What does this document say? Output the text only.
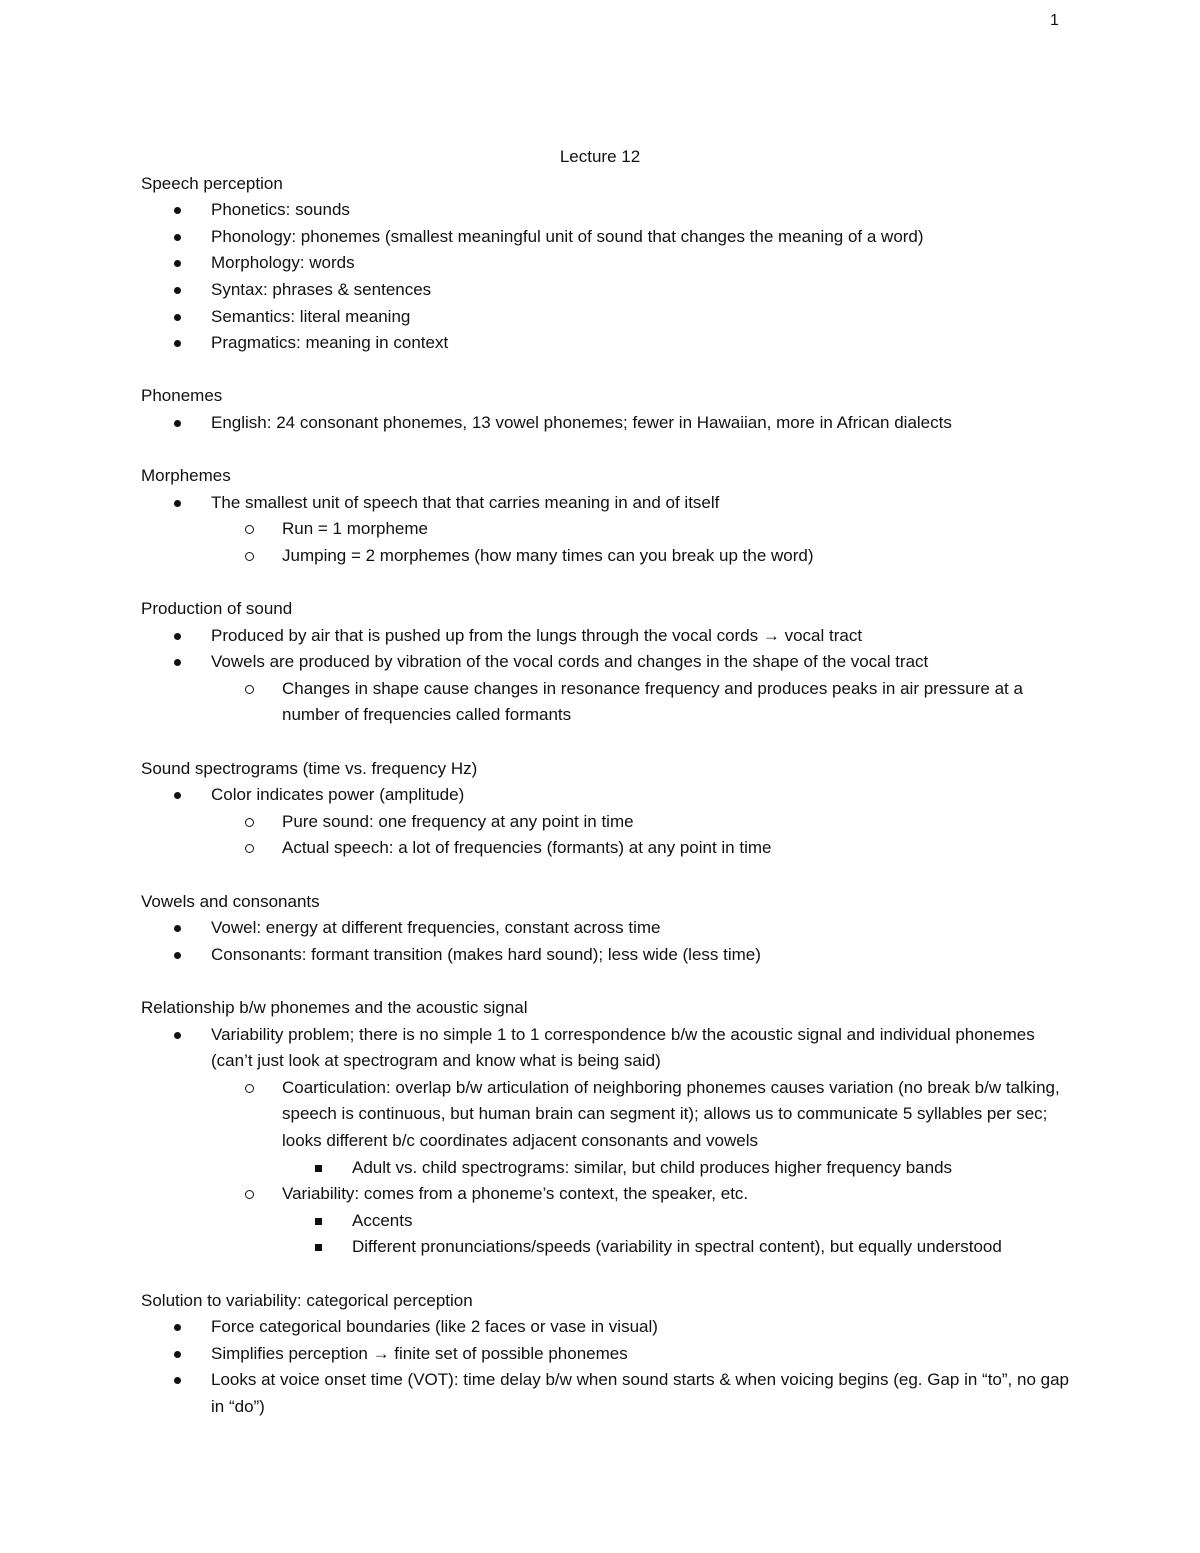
1
Lecture 12
Speech perception
Phonetics: sounds
Phonology: phonemes (smallest meaningful unit of sound that changes the meaning of a word)
Morphology: words
Syntax: phrases & sentences
Semantics: literal meaning
Pragmatics: meaning in context
Phonemes
English: 24 consonant phonemes, 13 vowel phonemes; fewer in Hawaiian, more in African dialects
Morphemes
The smallest unit of speech that that carries meaning in and of itself
Run = 1 morpheme
Jumping = 2 morphemes (how many times can you break up the word)
Production of sound
Produced by air that is pushed up from the lungs through the vocal cords → vocal tract
Vowels are produced by vibration of the vocal cords and changes in the shape of the vocal tract
Changes in shape cause changes in resonance frequency and produces peaks in air pressure at a number of frequencies called formants
Sound spectrograms (time vs. frequency Hz)
Color indicates power (amplitude)
Pure sound: one frequency at any point in time
Actual speech: a lot of frequencies (formants) at any point in time
Vowels and consonants
Vowel: energy at different frequencies, constant across time
Consonants: formant transition (makes hard sound); less wide (less time)
Relationship b/w phonemes and the acoustic signal
Variability problem; there is no simple 1 to 1 correspondence b/w the acoustic signal and individual phonemes (can’t just look at spectrogram and know what is being said)
Coarticulation: overlap b/w articulation of neighboring phonemes causes variation (no break b/w talking, speech is continuous, but human brain can segment it); allows us to communicate 5 syllables per sec; looks different b/c coordinates adjacent consonants and vowels
Adult vs. child spectrograms: similar, but child produces higher frequency bands
Variability: comes from a phoneme’s context, the speaker, etc.
Accents
Different pronunciations/speeds (variability in spectral content), but equally understood
Solution to variability: categorical perception
Force categorical boundaries (like 2 faces or vase in visual)
Simplifies perception → finite set of possible phonemes
Looks at voice onset time (VOT): time delay b/w when sound starts & when voicing begins (eg. Gap in “to”, no gap in “do”)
____________________
> **To do**:
Each record above should be copied character for character, with pictures dropped.

> **Reply to the exercise**:
What does this document say? Output the text only.
1
Lecture 12
Speech perception
Phonetics: sounds
Phonology: phonemes (smallest meaningful unit of sound that changes the meaning of a word)
Morphology: words
Syntax: phrases & sentences
Semantics: literal meaning
Pragmatics: meaning in context
Phonemes
English: 24 consonant phonemes, 13 vowel phonemes; fewer in Hawaiian, more in African dialects
Morphemes
The smallest unit of speech that that carries meaning in and of itself
Run = 1 morpheme
Jumping = 2 morphemes (how many times can you break up the word)
Production of sound
Produced by air that is pushed up from the lungs through the vocal cords → vocal tract
Vowels are produced by vibration of the vocal cords and changes in the shape of the vocal tract
Changes in shape cause changes in resonance frequency and produces peaks in air pressure at a number of frequencies called formants
Sound spectrograms (time vs. frequency Hz)
Color indicates power (amplitude)
Pure sound: one frequency at any point in time
Actual speech: a lot of frequencies (formants) at any point in time
Vowels and consonants
Vowel: energy at different frequencies, constant across time
Consonants: formant transition (makes hard sound); less wide (less time)
Relationship b/w phonemes and the acoustic signal
Variability problem; there is no simple 1 to 1 correspondence b/w the acoustic signal and individual phonemes (can’t just look at spectrogram and know what is being said)
Coarticulation: overlap b/w articulation of neighboring phonemes causes variation (no break b/w talking, speech is continuous, but human brain can segment it); allows us to communicate 5 syllables per sec; looks different b/c coordinates adjacent consonants and vowels
Adult vs. child spectrograms: similar, but child produces higher frequency bands
Variability: comes from a phoneme’s context, the speaker, etc.
Accents
Different pronunciations/speeds (variability in spectral content), but equally understood
Solution to variability: categorical perception
Force categorical boundaries (like 2 faces or vase in visual)
Simplifies perception → finite set of possible phonemes
Looks at voice onset time (VOT): time delay b/w when sound starts & when voicing begins (eg. Gap in “to”, no gap in “do”)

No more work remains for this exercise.